Your task is to restate the data word for word.

Dataset excerpts:
■ ■ ■

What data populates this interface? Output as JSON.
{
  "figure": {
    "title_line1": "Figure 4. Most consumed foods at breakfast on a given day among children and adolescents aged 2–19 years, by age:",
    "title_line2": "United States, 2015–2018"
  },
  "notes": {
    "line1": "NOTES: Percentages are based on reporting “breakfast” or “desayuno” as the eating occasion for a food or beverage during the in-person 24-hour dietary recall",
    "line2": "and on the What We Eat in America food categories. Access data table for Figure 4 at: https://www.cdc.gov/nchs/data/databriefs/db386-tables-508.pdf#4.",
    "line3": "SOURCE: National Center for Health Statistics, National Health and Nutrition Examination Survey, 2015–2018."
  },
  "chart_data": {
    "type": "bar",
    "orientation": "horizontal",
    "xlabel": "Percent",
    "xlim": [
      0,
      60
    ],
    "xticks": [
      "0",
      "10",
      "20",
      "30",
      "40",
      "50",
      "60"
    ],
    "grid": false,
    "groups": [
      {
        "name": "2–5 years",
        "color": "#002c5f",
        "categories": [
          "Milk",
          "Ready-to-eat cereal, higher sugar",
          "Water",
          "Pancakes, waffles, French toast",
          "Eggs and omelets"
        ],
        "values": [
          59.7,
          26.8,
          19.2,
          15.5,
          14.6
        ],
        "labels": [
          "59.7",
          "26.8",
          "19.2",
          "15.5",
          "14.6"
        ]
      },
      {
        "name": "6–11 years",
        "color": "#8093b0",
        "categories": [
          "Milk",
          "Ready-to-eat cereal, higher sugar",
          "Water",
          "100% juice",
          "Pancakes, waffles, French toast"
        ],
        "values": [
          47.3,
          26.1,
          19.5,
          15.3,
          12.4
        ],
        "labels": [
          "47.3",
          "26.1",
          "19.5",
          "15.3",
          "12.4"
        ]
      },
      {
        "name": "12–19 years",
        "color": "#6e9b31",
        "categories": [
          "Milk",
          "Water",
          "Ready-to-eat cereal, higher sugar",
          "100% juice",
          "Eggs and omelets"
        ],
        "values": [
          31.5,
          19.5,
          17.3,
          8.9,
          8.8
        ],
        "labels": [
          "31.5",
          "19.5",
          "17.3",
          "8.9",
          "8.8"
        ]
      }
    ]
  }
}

■ ■ ■

Output of the task:
What data populates this interface? Output as JSON.
{
  "figure": {
    "title_line1": "Figure 4. Most consumed foods at breakfast on a given day among children and adolescents aged 2–19 years, by age:",
    "title_line2": "United States, 2015–2018"
  },
  "notes": {
    "line1": "NOTES: Percentages are based on reporting “breakfast” or “desayuno” as the eating occasion for a food or beverage during the in-person 24-hour dietary recall",
    "line2": "and on the What We Eat in America food categories. Access data table for Figure 4 at: https://www.cdc.gov/nchs/data/databriefs/db386-tables-508.pdf#4.",
    "line3": "SOURCE: National Center for Health Statistics, National Health and Nutrition Examination Survey, 2015–2018."
  },
  "chart_data": {
    "type": "bar",
    "orientation": "horizontal",
    "xlabel": "Percent",
    "xlim": [
      0,
      60
    ],
    "xticks": [
      "0",
      "10",
      "20",
      "30",
      "40",
      "50",
      "60"
    ],
    "grid": false,
    "groups": [
      {
        "name": "2–5 years",
        "color": "#002c5f",
        "categories": [
          "Milk",
          "Ready-to-eat cereal, higher sugar",
          "Water",
          "Pancakes, waffles, French toast",
          "Eggs and omelets"
        ],
        "values": [
          59.7,
          26.8,
          19.2,
          15.5,
          14.6
        ],
        "labels": [
          "59.7",
          "26.8",
          "19.2",
          "15.5",
          "14.6"
        ]
      },
      {
        "name": "6–11 years",
        "color": "#8093b0",
        "categories": [
          "Milk",
          "Ready-to-eat cereal, higher sugar",
          "Water",
          "100% juice",
          "Pancakes, waffles, French toast"
        ],
        "values": [
          47.3,
          26.1,
          19.5,
          15.3,
          12.4
        ],
        "labels": [
          "47.3",
          "26.1",
          "19.5",
          "15.3",
          "12.4"
        ]
      },
      {
        "name": "12–19 years",
        "color": "#6e9b31",
        "categories": [
          "Milk",
          "Water",
          "Ready-to-eat cereal, higher sugar",
          "100% juice",
          "Eggs and omelets"
        ],
        "values": [
          31.5,
          19.5,
          17.3,
          8.9,
          8.8
        ],
        "labels": [
          "31.5",
          "19.5",
          "17.3",
          "8.9",
          "8.8"
        ]
      }
    ]
  }
}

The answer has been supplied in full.